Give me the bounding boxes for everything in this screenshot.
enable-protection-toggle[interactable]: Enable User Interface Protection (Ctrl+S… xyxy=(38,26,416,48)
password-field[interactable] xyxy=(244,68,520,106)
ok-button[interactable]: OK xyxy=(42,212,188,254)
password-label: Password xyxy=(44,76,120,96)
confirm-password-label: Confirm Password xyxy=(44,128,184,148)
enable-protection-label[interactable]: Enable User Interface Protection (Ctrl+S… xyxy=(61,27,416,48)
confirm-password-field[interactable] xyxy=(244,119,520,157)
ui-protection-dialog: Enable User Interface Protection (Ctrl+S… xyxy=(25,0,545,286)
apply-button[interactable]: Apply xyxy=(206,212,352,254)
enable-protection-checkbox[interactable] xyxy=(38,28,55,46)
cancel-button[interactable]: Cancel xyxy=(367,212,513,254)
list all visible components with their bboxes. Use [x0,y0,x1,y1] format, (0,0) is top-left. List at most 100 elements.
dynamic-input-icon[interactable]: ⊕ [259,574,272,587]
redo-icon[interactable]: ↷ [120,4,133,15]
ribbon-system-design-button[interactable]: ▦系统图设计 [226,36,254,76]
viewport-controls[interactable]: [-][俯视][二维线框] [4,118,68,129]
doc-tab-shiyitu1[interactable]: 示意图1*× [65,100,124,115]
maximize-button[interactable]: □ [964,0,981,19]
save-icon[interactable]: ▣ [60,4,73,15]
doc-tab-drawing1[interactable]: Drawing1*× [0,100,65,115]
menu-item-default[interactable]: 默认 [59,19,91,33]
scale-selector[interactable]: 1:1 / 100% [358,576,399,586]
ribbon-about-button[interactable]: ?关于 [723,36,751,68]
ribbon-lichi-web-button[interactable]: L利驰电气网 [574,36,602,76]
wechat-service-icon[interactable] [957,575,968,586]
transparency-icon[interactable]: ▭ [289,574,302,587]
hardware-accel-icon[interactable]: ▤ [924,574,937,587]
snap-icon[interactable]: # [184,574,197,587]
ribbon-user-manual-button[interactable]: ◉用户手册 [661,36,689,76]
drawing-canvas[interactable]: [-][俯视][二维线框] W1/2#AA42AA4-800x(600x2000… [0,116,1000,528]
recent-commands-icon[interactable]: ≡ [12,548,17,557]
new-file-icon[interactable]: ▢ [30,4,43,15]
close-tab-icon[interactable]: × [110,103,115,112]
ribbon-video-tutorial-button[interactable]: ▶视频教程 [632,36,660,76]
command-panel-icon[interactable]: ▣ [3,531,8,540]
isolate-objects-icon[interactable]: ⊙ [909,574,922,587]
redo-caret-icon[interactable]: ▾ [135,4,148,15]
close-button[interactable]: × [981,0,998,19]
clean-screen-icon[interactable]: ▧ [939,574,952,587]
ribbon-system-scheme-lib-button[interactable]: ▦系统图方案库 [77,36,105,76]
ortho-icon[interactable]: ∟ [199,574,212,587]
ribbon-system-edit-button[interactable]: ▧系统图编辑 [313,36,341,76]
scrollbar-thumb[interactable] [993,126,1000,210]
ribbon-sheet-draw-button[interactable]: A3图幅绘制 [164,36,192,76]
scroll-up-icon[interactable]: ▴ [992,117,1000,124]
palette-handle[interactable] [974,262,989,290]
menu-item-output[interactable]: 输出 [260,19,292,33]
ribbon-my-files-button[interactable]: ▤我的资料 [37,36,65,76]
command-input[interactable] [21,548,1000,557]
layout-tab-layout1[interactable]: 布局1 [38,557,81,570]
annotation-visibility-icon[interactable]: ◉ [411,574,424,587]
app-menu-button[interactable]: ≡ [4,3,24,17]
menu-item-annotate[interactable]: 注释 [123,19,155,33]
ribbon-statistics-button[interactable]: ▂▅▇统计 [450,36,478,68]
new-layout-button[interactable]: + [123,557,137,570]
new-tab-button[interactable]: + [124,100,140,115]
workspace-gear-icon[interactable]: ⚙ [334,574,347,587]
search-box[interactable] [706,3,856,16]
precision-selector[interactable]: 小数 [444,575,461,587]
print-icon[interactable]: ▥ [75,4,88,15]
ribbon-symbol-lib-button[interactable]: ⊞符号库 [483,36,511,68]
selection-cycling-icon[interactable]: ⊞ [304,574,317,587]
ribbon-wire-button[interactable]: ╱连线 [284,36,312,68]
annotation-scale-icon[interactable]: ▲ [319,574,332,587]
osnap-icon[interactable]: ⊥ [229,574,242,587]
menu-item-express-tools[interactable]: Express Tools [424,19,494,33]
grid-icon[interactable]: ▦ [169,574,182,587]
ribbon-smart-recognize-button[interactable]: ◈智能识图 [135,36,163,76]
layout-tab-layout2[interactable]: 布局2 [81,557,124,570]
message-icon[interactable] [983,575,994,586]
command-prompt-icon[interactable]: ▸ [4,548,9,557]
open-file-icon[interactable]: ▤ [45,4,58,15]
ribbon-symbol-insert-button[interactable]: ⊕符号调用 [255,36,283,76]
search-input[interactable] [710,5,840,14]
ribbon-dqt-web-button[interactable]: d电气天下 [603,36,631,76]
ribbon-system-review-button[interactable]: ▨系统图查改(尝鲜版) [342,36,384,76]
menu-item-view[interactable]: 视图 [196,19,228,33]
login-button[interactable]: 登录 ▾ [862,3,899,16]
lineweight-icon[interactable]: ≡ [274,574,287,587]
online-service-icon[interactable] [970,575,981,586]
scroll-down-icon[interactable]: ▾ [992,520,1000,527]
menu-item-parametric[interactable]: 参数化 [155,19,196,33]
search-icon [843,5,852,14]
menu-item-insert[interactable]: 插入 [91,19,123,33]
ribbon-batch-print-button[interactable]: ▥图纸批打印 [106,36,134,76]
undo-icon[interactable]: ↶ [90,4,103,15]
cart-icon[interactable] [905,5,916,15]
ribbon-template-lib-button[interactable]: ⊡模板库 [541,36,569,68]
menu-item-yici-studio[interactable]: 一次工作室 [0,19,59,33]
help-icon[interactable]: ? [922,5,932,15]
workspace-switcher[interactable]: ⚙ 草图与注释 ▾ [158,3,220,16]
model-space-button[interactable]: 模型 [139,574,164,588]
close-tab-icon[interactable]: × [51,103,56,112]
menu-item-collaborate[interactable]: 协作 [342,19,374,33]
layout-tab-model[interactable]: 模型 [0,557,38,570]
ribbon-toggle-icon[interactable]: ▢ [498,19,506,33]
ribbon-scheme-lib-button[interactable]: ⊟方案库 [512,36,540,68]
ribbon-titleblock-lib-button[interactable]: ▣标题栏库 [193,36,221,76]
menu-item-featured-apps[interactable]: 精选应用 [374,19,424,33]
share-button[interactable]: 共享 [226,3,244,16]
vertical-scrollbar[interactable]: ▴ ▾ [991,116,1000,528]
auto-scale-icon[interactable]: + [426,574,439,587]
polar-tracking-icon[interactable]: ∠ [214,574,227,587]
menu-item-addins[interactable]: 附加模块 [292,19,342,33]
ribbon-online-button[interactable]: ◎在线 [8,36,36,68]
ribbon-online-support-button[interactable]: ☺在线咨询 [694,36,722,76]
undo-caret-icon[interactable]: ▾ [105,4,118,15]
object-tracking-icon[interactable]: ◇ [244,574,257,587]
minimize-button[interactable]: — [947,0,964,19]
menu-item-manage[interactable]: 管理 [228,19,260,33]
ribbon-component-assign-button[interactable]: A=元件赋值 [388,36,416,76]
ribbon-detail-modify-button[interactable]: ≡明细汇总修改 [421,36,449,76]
•••••
* Problem description
Edit the records above so that every instance of "interactable" becomes "clickable", leaving all other text unchanged.

* Result for this exercise
Give me the bounding boxes for everything in this screenshot.
enable-protection-toggle[clickable]: Enable User Interface Protection (Ctrl+S… xyxy=(38,26,416,48)
password-field[clickable] xyxy=(244,68,520,106)
ok-button[clickable]: OK xyxy=(42,212,188,254)
password-label: Password xyxy=(44,76,120,96)
confirm-password-label: Confirm Password xyxy=(44,128,184,148)
enable-protection-label[clickable]: Enable User Interface Protection (Ctrl+S… xyxy=(61,27,416,48)
confirm-password-field[clickable] xyxy=(244,119,520,157)
ui-protection-dialog: Enable User Interface Protection (Ctrl+S… xyxy=(25,0,545,286)
apply-button[clickable]: Apply xyxy=(206,212,352,254)
enable-protection-checkbox[clickable] xyxy=(38,28,55,46)
cancel-button[clickable]: Cancel xyxy=(367,212,513,254)
list all visible components with their bboxes. Use [x0,y0,x1,y1] format, (0,0) is top-left. List at most 100 elements.
dynamic-input-icon[clickable]: ⊕ [259,574,272,587]
redo-icon[clickable]: ↷ [120,4,133,15]
ribbon-system-design-button[clickable]: ▦系统图设计 [226,36,254,76]
viewport-controls[clickable]: [-][俯视][二维线框] [4,118,68,129]
doc-tab-shiyitu1[clickable]: 示意图1*× [65,100,124,115]
maximize-button[clickable]: □ [964,0,981,19]
save-icon[clickable]: ▣ [60,4,73,15]
doc-tab-drawing1[clickable]: Drawing1*× [0,100,65,115]
menu-item-default[clickable]: 默认 [59,19,91,33]
scale-selector[clickable]: 1:1 / 100% [358,576,399,586]
ribbon-about-button[clickable]: ?关于 [723,36,751,68]
ribbon-lichi-web-button[clickable]: L利驰电气网 [574,36,602,76]
wechat-service-icon[clickable] [957,575,968,586]
transparency-icon[clickable]: ▭ [289,574,302,587]
hardware-accel-icon[clickable]: ▤ [924,574,937,587]
snap-icon[clickable]: # [184,574,197,587]
ribbon-user-manual-button[clickable]: ◉用户手册 [661,36,689,76]
drawing-canvas[clickable]: [-][俯视][二维线框] W1/2#AA42AA4-800x(600x2000… [0,116,1000,528]
recent-commands-icon[clickable]: ≡ [12,548,17,557]
new-file-icon[clickable]: ▢ [30,4,43,15]
close-tab-icon[clickable]: × [110,103,115,112]
ribbon-video-tutorial-button[clickable]: ▶视频教程 [632,36,660,76]
command-panel-icon[clickable]: ▣ [3,531,8,540]
isolate-objects-icon[clickable]: ⊙ [909,574,922,587]
redo-caret-icon[clickable]: ▾ [135,4,148,15]
close-button[clickable]: × [981,0,998,19]
clean-screen-icon[clickable]: ▧ [939,574,952,587]
ribbon-system-scheme-lib-button[clickable]: ▦系统图方案库 [77,36,105,76]
ortho-icon[clickable]: ∟ [199,574,212,587]
ribbon-system-edit-button[clickable]: ▧系统图编辑 [313,36,341,76]
scrollbar-thumb[clickable] [993,126,1000,210]
ribbon-sheet-draw-button[clickable]: A3图幅绘制 [164,36,192,76]
scroll-up-icon[clickable]: ▴ [992,117,1000,124]
palette-handle[clickable] [974,262,989,290]
menu-item-output[clickable]: 输出 [260,19,292,33]
ribbon-my-files-button[clickable]: ▤我的资料 [37,36,65,76]
command-input[clickable] [21,548,1000,557]
layout-tab-layout1[clickable]: 布局1 [38,557,81,570]
annotation-visibility-icon[clickable]: ◉ [411,574,424,587]
app-menu-button[clickable]: ≡ [4,3,24,17]
menu-item-annotate[clickable]: 注释 [123,19,155,33]
ribbon-statistics-button[clickable]: ▂▅▇统计 [450,36,478,68]
new-layout-button[clickable]: + [123,557,137,570]
new-tab-button[clickable]: + [124,100,140,115]
workspace-gear-icon[clickable]: ⚙ [334,574,347,587]
search-box[clickable] [706,3,856,16]
precision-selector[clickable]: 小数 [444,575,461,587]
print-icon[clickable]: ▥ [75,4,88,15]
ribbon-symbol-lib-button[clickable]: ⊞符号库 [483,36,511,68]
selection-cycling-icon[clickable]: ⊞ [304,574,317,587]
ribbon-wire-button[clickable]: ╱连线 [284,36,312,68]
annotation-scale-icon[clickable]: ▲ [319,574,332,587]
osnap-icon[clickable]: ⊥ [229,574,242,587]
menu-item-express-tools[clickable]: Express Tools [424,19,494,33]
grid-icon[clickable]: ▦ [169,574,182,587]
ribbon-smart-recognize-button[clickable]: ◈智能识图 [135,36,163,76]
layout-tab-layout2[clickable]: 布局2 [81,557,124,570]
message-icon[clickable] [983,575,994,586]
command-prompt-icon[clickable]: ▸ [4,548,9,557]
open-file-icon[clickable]: ▤ [45,4,58,15]
ribbon-symbol-insert-button[clickable]: ⊕符号调用 [255,36,283,76]
search-input[clickable] [710,5,840,14]
ribbon-dqt-web-button[clickable]: d电气天下 [603,36,631,76]
ribbon-system-review-button[clickable]: ▨系统图查改(尝鲜版) [342,36,384,76]
menu-item-view[clickable]: 视图 [196,19,228,33]
login-button[clickable]: 登录 ▾ [862,3,899,16]
lineweight-icon[clickable]: ≡ [274,574,287,587]
online-service-icon[clickable] [970,575,981,586]
scroll-down-icon[clickable]: ▾ [992,520,1000,527]
menu-item-parametric[clickable]: 参数化 [155,19,196,33]
search-icon [843,5,852,14]
menu-item-insert[clickable]: 插入 [91,19,123,33]
ribbon-batch-print-button[clickable]: ▥图纸批打印 [106,36,134,76]
undo-icon[clickable]: ↶ [90,4,103,15]
cart-icon[clickable] [905,5,916,15]
ribbon-template-lib-button[clickable]: ⊡模板库 [541,36,569,68]
menu-item-yici-studio[clickable]: 一次工作室 [0,19,59,33]
help-icon[clickable]: ? [922,5,932,15]
workspace-switcher[clickable]: ⚙ 草图与注释 ▾ [158,3,220,16]
model-space-button[clickable]: 模型 [139,574,164,588]
close-tab-icon[clickable]: × [51,103,56,112]
menu-item-collaborate[clickable]: 协作 [342,19,374,33]
layout-tab-model[clickable]: 模型 [0,557,38,570]
ribbon-toggle-icon[clickable]: ▢ [498,19,506,33]
ribbon-scheme-lib-button[clickable]: ⊟方案库 [512,36,540,68]
ribbon-titleblock-lib-button[clickable]: ▣标题栏库 [193,36,221,76]
menu-item-featured-apps[clickable]: 精选应用 [374,19,424,33]
share-button[clickable]: 共享 [226,3,244,16]
vertical-scrollbar[clickable]: ▴ ▾ [991,116,1000,528]
auto-scale-icon[clickable]: + [426,574,439,587]
polar-tracking-icon[clickable]: ∠ [214,574,227,587]
menu-item-addins[clickable]: 附加模块 [292,19,342,33]
ribbon-online-button[clickable]: ◎在线 [8,36,36,68]
ribbon-online-support-button[clickable]: ☺在线咨询 [694,36,722,76]
undo-caret-icon[clickable]: ▾ [105,4,118,15]
object-tracking-icon[clickable]: ◇ [244,574,257,587]
minimize-button[clickable]: — [947,0,964,19]
menu-item-manage[clickable]: 管理 [228,19,260,33]
ribbon-component-assign-button[clickable]: A=元件赋值 [388,36,416,76]
ribbon-detail-modify-button[clickable]: ≡明细汇总修改 [421,36,449,76]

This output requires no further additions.